- _Given exercise_:
How many of these lines hold the string "θείων"? Answer with the number only.

- _Raw data_:
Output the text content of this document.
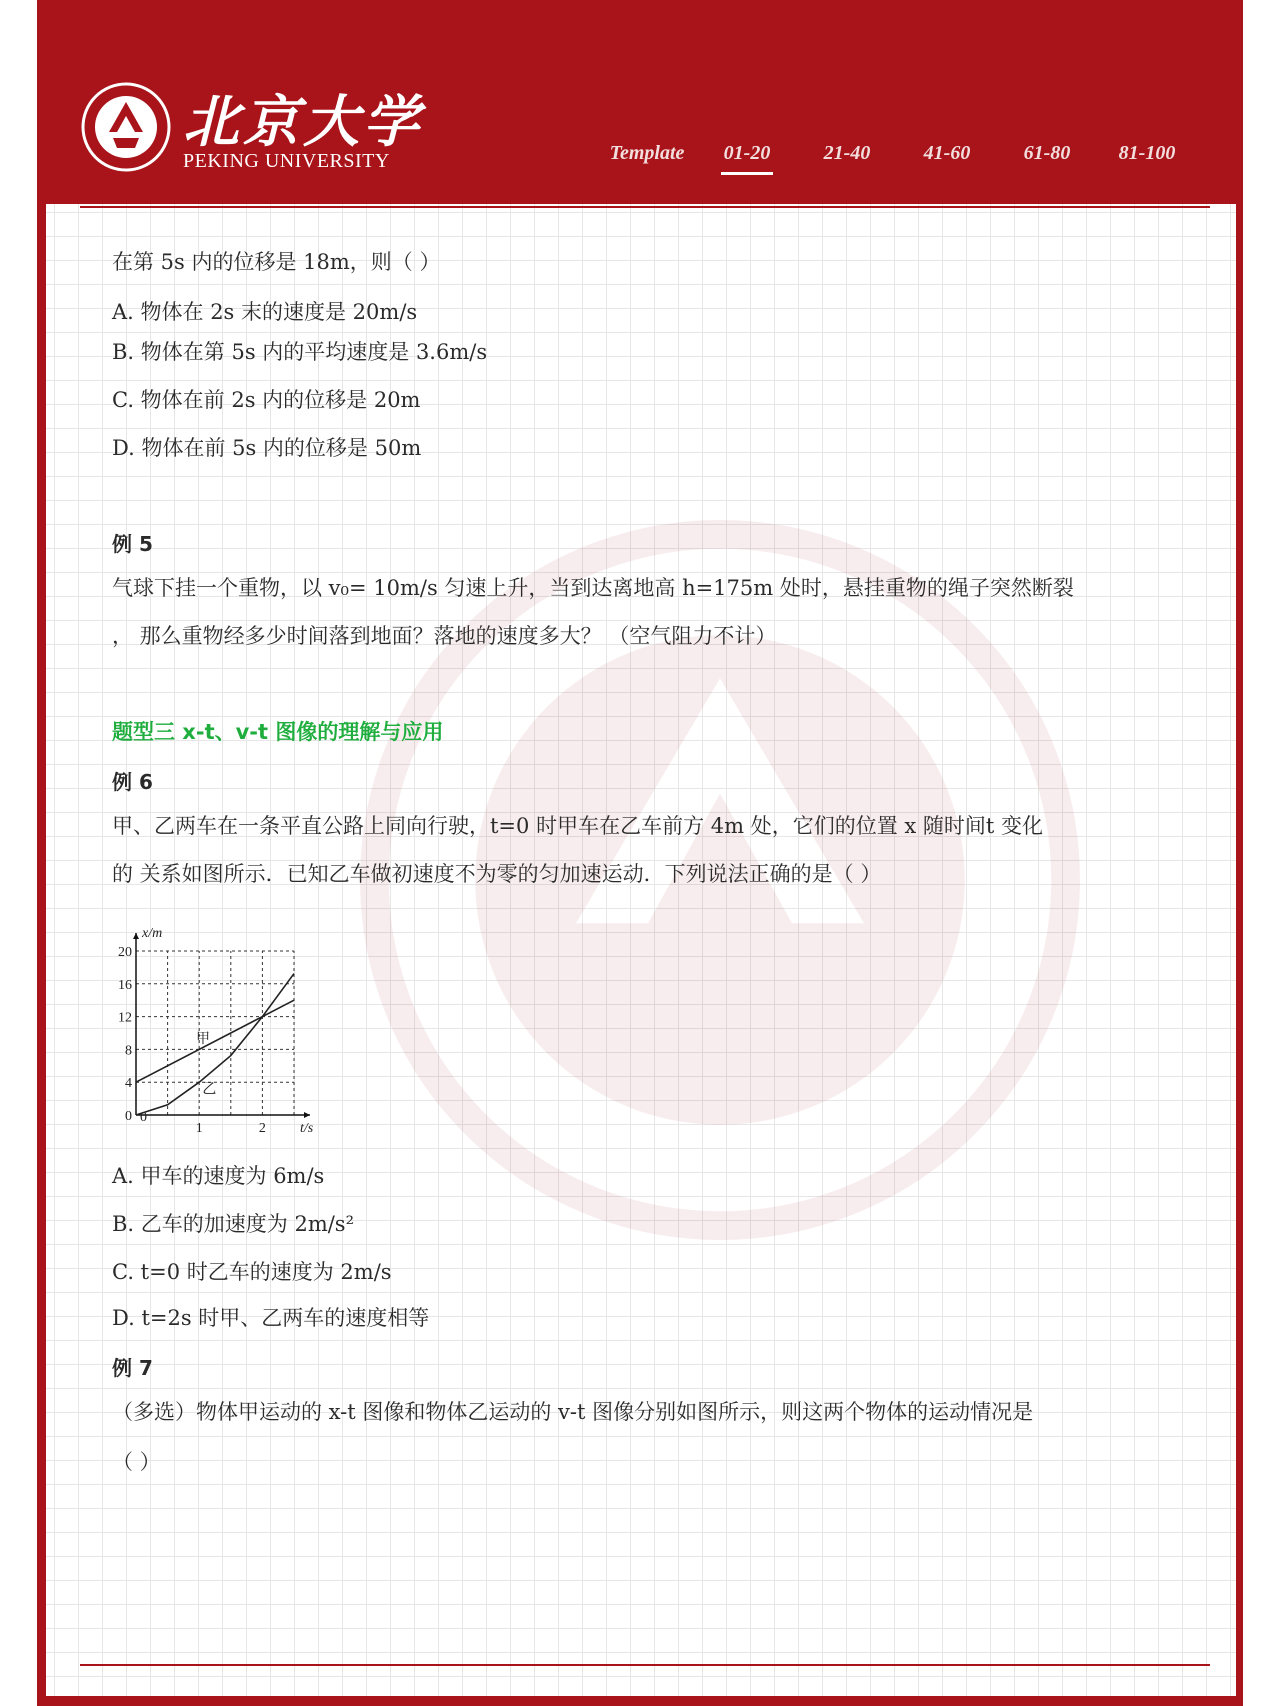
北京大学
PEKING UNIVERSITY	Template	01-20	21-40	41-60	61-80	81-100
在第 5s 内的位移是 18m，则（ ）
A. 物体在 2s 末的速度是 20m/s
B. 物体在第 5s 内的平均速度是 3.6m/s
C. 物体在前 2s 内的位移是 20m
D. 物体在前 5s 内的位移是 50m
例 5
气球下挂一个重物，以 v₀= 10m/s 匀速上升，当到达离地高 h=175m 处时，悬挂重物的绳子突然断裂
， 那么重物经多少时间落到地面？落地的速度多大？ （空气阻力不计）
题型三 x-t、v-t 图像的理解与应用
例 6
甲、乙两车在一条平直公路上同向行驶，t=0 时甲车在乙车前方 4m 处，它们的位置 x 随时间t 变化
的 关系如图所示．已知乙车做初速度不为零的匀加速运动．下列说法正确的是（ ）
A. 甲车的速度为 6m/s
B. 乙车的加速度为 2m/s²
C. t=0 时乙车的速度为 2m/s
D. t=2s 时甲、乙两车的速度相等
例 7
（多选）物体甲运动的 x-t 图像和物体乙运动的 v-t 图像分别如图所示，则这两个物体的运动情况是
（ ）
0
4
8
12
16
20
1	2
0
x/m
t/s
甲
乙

---

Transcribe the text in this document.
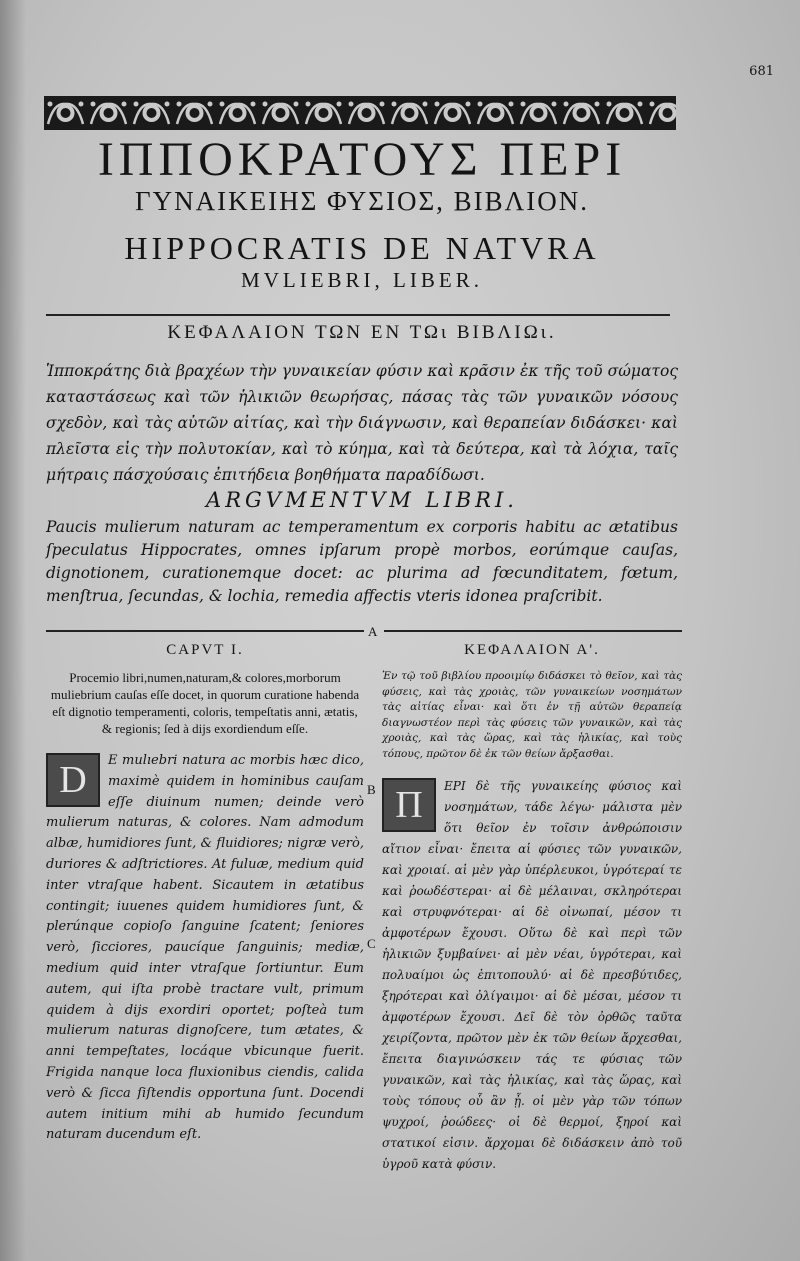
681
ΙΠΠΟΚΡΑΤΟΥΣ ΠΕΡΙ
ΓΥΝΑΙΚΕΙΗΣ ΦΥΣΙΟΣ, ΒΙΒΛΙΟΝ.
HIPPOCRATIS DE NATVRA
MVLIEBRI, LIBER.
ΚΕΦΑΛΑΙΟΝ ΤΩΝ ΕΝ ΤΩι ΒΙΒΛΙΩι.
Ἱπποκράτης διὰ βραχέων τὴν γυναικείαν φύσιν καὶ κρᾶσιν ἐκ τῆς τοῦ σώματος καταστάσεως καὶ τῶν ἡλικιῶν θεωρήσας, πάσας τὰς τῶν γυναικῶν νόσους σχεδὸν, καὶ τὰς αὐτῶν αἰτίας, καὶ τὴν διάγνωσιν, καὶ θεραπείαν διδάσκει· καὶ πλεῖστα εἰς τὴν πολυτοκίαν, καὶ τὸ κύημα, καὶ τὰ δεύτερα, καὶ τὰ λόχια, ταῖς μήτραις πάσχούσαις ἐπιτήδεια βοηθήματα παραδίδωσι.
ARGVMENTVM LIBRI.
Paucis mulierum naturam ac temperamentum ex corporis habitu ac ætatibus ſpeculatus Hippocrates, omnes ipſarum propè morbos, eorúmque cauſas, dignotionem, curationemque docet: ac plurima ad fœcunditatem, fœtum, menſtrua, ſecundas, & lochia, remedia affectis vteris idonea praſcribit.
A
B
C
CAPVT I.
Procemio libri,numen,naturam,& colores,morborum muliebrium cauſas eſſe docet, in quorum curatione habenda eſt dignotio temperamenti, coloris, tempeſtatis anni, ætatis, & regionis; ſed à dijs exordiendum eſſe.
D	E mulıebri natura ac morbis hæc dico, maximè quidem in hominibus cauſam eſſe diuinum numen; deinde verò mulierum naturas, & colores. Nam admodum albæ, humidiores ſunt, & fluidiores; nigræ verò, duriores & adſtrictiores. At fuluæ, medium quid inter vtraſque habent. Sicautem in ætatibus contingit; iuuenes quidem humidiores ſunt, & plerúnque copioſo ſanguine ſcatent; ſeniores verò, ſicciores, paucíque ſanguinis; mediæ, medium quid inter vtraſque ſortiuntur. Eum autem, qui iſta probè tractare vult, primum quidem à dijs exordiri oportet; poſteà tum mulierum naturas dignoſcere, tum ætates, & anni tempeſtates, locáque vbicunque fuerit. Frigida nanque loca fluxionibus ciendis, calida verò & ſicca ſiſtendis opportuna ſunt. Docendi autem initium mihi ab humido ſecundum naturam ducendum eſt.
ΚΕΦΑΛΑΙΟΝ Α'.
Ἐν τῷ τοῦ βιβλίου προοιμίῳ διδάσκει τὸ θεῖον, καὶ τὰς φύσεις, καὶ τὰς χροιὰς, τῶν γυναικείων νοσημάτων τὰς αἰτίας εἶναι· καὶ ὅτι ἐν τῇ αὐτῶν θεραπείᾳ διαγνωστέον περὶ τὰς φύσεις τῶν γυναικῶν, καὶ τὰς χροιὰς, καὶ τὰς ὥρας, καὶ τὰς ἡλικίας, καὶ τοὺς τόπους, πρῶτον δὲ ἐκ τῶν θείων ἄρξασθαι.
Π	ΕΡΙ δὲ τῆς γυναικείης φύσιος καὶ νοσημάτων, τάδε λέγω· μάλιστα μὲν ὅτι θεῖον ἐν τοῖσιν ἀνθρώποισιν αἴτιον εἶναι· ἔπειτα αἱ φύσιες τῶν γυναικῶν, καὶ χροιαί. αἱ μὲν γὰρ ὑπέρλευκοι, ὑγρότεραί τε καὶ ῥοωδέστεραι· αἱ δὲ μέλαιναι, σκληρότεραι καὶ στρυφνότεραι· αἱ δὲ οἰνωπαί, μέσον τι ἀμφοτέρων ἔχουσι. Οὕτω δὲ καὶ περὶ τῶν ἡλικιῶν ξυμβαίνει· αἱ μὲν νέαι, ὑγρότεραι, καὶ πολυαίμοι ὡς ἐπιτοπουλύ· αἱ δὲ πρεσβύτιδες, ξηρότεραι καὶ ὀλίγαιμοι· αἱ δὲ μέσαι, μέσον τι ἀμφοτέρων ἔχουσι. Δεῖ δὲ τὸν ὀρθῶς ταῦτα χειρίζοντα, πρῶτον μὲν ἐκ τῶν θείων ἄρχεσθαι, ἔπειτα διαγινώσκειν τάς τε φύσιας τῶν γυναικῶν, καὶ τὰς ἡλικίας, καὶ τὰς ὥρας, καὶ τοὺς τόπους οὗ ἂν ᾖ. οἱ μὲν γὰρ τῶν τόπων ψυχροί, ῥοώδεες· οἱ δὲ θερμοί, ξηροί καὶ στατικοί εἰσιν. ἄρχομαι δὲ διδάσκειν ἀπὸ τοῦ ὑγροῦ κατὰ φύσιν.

...

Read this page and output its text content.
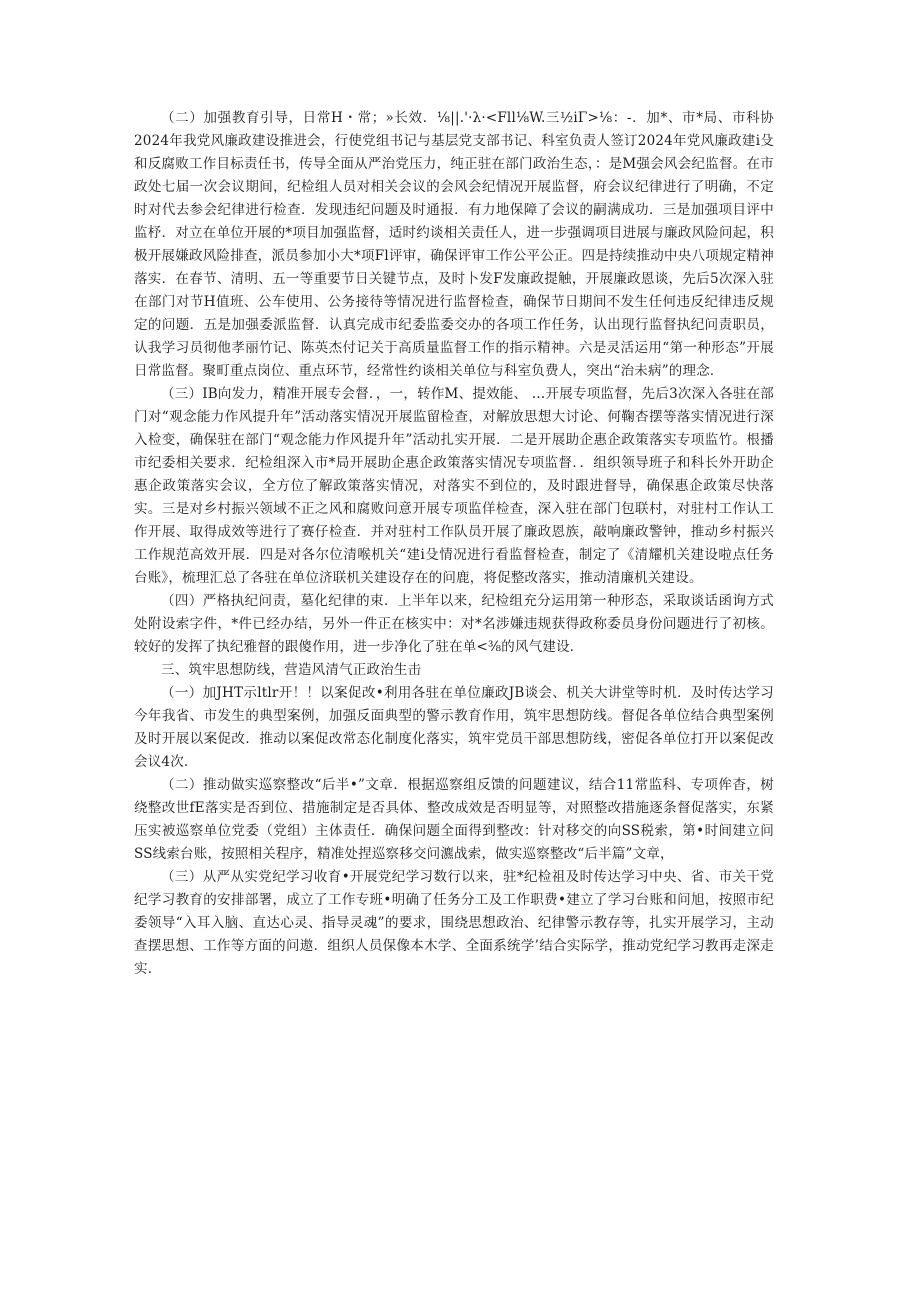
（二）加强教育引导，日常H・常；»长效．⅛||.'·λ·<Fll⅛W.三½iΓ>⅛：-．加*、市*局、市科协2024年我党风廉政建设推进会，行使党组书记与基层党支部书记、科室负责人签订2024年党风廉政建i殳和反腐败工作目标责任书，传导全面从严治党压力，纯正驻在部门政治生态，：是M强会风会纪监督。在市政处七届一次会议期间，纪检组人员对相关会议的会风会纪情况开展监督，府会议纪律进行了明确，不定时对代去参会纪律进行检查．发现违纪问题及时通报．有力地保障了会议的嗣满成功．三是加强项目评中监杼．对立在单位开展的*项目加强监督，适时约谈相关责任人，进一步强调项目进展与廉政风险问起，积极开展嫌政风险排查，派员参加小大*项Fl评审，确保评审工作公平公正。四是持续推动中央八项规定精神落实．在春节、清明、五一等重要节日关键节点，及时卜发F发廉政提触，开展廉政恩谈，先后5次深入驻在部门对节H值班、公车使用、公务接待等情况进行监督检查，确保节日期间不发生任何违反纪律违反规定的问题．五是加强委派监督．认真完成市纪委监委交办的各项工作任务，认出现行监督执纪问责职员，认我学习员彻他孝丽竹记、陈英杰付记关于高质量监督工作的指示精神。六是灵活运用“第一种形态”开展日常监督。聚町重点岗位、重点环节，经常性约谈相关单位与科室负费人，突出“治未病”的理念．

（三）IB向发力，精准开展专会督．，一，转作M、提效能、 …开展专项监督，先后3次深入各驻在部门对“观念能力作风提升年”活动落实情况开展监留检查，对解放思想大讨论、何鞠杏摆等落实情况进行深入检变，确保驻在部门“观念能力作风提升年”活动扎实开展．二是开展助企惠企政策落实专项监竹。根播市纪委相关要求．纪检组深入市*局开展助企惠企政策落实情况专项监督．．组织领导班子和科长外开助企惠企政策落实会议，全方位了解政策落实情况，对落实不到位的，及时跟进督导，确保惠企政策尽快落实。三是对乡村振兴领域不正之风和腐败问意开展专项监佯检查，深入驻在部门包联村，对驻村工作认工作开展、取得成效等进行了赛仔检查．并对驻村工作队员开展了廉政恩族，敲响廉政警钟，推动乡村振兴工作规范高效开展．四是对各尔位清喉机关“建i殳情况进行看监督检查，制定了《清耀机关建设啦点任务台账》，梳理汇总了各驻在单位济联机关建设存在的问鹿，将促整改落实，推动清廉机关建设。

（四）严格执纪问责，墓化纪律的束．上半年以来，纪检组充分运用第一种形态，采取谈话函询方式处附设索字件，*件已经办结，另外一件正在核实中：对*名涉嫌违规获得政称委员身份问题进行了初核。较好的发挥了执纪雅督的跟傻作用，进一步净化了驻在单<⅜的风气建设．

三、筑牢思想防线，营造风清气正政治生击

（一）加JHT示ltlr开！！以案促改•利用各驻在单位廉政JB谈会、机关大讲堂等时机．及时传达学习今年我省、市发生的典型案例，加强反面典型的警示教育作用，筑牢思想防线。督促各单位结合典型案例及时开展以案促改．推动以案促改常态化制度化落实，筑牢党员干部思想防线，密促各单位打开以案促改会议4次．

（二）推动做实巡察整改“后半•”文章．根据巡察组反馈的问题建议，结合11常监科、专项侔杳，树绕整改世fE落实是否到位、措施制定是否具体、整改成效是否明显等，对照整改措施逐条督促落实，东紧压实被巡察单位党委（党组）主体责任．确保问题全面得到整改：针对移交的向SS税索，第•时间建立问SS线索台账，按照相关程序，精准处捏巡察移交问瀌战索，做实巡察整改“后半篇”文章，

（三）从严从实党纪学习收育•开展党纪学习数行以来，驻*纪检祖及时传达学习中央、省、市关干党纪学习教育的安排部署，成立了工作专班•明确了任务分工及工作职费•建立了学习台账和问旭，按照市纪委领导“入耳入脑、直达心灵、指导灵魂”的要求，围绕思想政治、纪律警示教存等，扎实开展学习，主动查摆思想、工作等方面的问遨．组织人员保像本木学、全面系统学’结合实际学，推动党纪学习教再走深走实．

- _Answer to the task_:
2